### ACTIVITY
Search the entries for the word "name". Copy every line that holds it.

(INPUT DATA)

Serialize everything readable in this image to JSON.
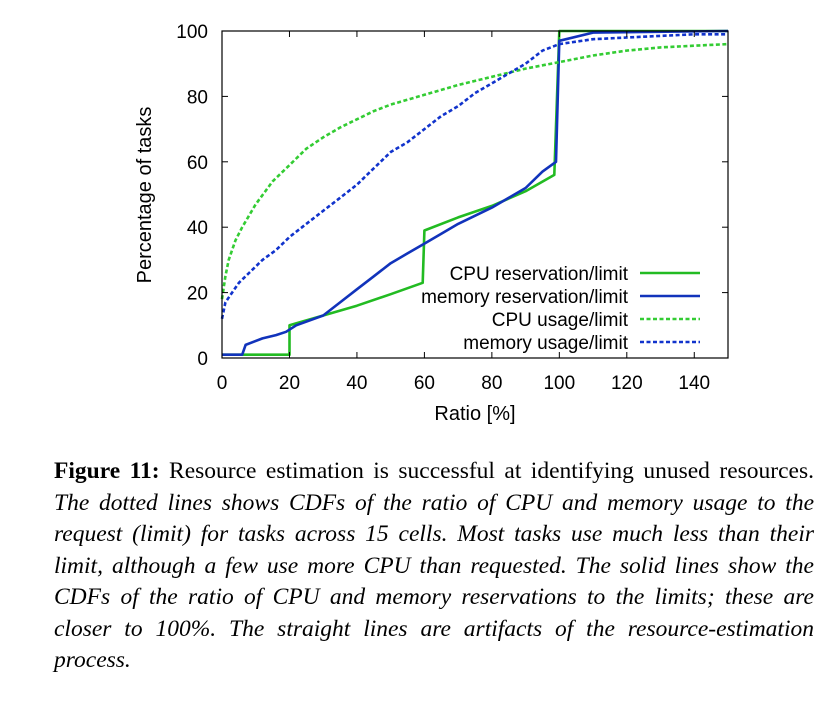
{
  "chart_data": {
    "type": "line",
    "xlabel": "Ratio [%]",
    "ylabel": "Percentage of tasks",
    "xlim": [
      0,
      150
    ],
    "ylim": [
      0,
      100
    ],
    "xticks": [
      0,
      20,
      40,
      60,
      80,
      100,
      120,
      140
    ],
    "yticks": [
      0,
      20,
      40,
      60,
      80,
      100
    ],
    "grid": false,
    "legend_position": "bottom-right",
    "series": [
      {
        "name": "CPU reservation/limit",
        "color": "#22bb22",
        "style": "solid",
        "points": [
          [
            0,
            1
          ],
          [
            20,
            1
          ],
          [
            20,
            10
          ],
          [
            30,
            13
          ],
          [
            40,
            16
          ],
          [
            50,
            19.5
          ],
          [
            59.5,
            23
          ],
          [
            60,
            39
          ],
          [
            70,
            43
          ],
          [
            80,
            46.5
          ],
          [
            90,
            51
          ],
          [
            98.5,
            56
          ],
          [
            100,
            100
          ],
          [
            150,
            100
          ]
        ]
      },
      {
        "name": "memory reservation/limit",
        "color": "#1133bb",
        "style": "solid",
        "points": [
          [
            0,
            1
          ],
          [
            6,
            1
          ],
          [
            7,
            4
          ],
          [
            12,
            6
          ],
          [
            16,
            7
          ],
          [
            19,
            8
          ],
          [
            22,
            10
          ],
          [
            30,
            13
          ],
          [
            35,
            17
          ],
          [
            40,
            21
          ],
          [
            45,
            25
          ],
          [
            50,
            29
          ],
          [
            55,
            32
          ],
          [
            60,
            35
          ],
          [
            65,
            38
          ],
          [
            70,
            41
          ],
          [
            80,
            46
          ],
          [
            90,
            52
          ],
          [
            95,
            57
          ],
          [
            99,
            60
          ],
          [
            100,
            97
          ],
          [
            110,
            99.5
          ],
          [
            150,
            100
          ]
        ]
      },
      {
        "name": "CPU usage/limit",
        "color": "#33cc33",
        "style": "dotted",
        "points": [
          [
            0,
            18
          ],
          [
            1,
            25
          ],
          [
            2,
            30
          ],
          [
            4,
            36
          ],
          [
            6,
            40
          ],
          [
            10,
            47
          ],
          [
            15,
            54
          ],
          [
            20,
            59
          ],
          [
            25,
            64
          ],
          [
            30,
            67.5
          ],
          [
            35,
            70.5
          ],
          [
            40,
            73
          ],
          [
            45,
            75.5
          ],
          [
            50,
            77.5
          ],
          [
            60,
            80.5
          ],
          [
            70,
            83.5
          ],
          [
            80,
            86
          ],
          [
            90,
            88.5
          ],
          [
            100,
            90.5
          ],
          [
            110,
            92.5
          ],
          [
            120,
            94
          ],
          [
            130,
            95
          ],
          [
            140,
            95.5
          ],
          [
            150,
            96
          ]
        ]
      },
      {
        "name": "memory usage/limit",
        "color": "#1133cc",
        "style": "dotted",
        "points": [
          [
            0,
            12
          ],
          [
            1,
            17
          ],
          [
            3,
            20
          ],
          [
            5,
            23
          ],
          [
            8,
            26
          ],
          [
            12,
            30
          ],
          [
            16,
            33
          ],
          [
            20,
            37
          ],
          [
            25,
            41
          ],
          [
            30,
            45
          ],
          [
            35,
            49
          ],
          [
            40,
            53
          ],
          [
            45,
            58
          ],
          [
            50,
            63
          ],
          [
            55,
            66
          ],
          [
            60,
            70
          ],
          [
            65,
            74
          ],
          [
            70,
            77
          ],
          [
            75,
            81
          ],
          [
            80,
            84
          ],
          [
            85,
            87
          ],
          [
            90,
            90
          ],
          [
            95,
            94
          ],
          [
            100,
            96
          ],
          [
            110,
            97.5
          ],
          [
            120,
            98
          ],
          [
            130,
            98.5
          ],
          [
            140,
            99
          ],
          [
            150,
            99
          ]
        ]
      }
    ]
  },
  "caption": {
    "label": "Figure 11:",
    "plain": " Resource estimation is successful at identifying unused resources. ",
    "italic": "The dotted lines shows CDFs of the ratio of CPU and memory usage to the request (limit) for tasks across 15 cells. Most tasks use much less than their limit, although a few use more CPU than requested. The solid lines show the CDFs of the ratio of CPU and memory reservations to the limits; these are closer to 100%. The straight lines are artifacts of the resource-estimation process."
  }
}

(End INPUT DATA)

### WRITTEN SOLUTION
        "name": "CPU reservation/limit",
        "name": "memory reservation/limit",
        "name": "CPU usage/limit",
        "name": "memory usage/limit",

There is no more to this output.